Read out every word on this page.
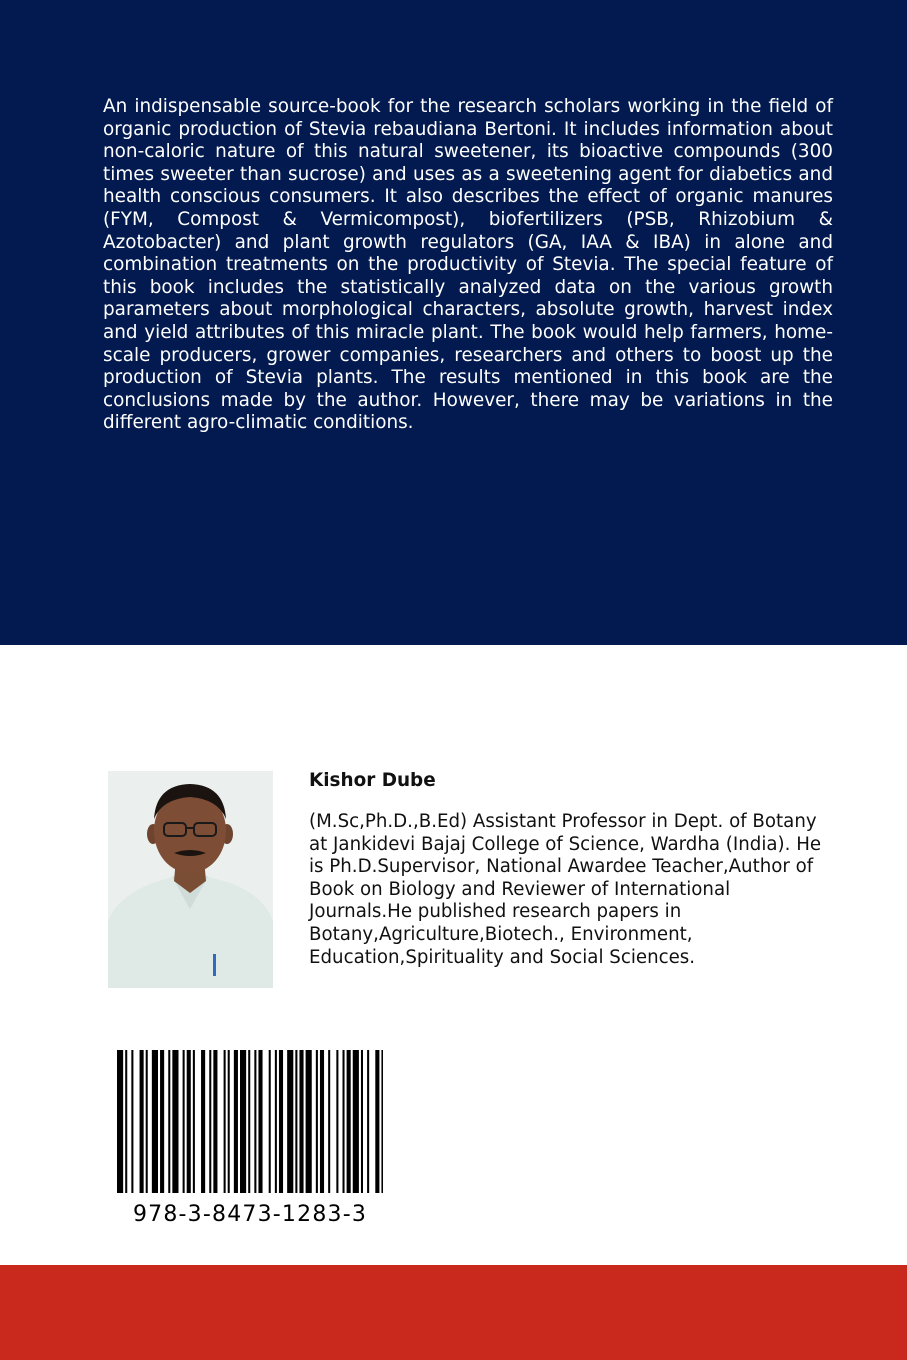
An indispensable source-book for the research scholars working in the field of organic production of Stevia rebaudiana Bertoni. It includes information about non-caloric nature of this natural sweetener, its bioactive compounds (300 times sweeter than sucrose) and uses as a sweetening agent for diabetics and health conscious consumers. It also describes the effect of organic manures (FYM, Compost & Vermicompost), biofertilizers (PSB, Rhizobium & Azotobacter) and plant growth regulators (GA, IAA & IBA) in alone and combination treatments on the productivity of Stevia. The special feature of this book includes the statistically analyzed data on the various growth parameters about morphological characters, absolute growth, harvest index and yield attributes of this miracle plant. The book would help farmers, home-scale producers, grower companies, researchers and others to boost up the production of Stevia plants. The results mentioned in this book are the conclusions made by the author. However, there may be variations in the different agro-climatic conditions.

Kishor Dube

(M.Sc,Ph.D.,B.Ed) Assistant Professor in Dept. of Botany at Jankidevi Bajaj College of Science, Wardha (India). He is Ph.D.Supervisor, National Awardee Teacher,Author of Book on Biology and Reviewer of International Journals.He published research papers in Botany,Agriculture,Biotech., Environment, Education,Spirituality and Social Sciences.

978-3-8473-1283-3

What needs to be done
Repeat the listing in full and exactly. Do not include any images.

Response below
Read out every word on this page.
An indispensable source-book for the research scholars working in the field of organic production of Stevia rebaudiana Bertoni. It includes information about non-caloric nature of this natural sweetener, its bioactive compounds (300 times sweeter than sucrose) and uses as a sweetening agent for diabetics and health conscious consumers. It also describes the effect of organic manures (FYM, Compost & Vermicompost), biofertilizers (PSB, Rhizobium & Azotobacter) and plant growth regulators (GA, IAA & IBA) in alone and combination treatments on the productivity of Stevia. The special feature of this book includes the statistically analyzed data on the various growth parameters about morphological characters, absolute growth, harvest index and yield attributes of this miracle plant. The book would help farmers, home-scale producers, grower companies, researchers and others to boost up the production of Stevia plants. The results mentioned in this book are the conclusions made by the author. However, there may be variations in the different agro-climatic conditions.

Kishor Dube

(M.Sc,Ph.D.,B.Ed) Assistant Professor in Dept. of Botany at Jankidevi Bajaj College of Science, Wardha (India). He is Ph.D.Supervisor, National Awardee Teacher,Author of Book on Biology and Reviewer of International Journals.He published research papers in Botany,Agriculture,Biotech., Environment, Education,Spirituality and Social Sciences.

978-3-8473-1283-3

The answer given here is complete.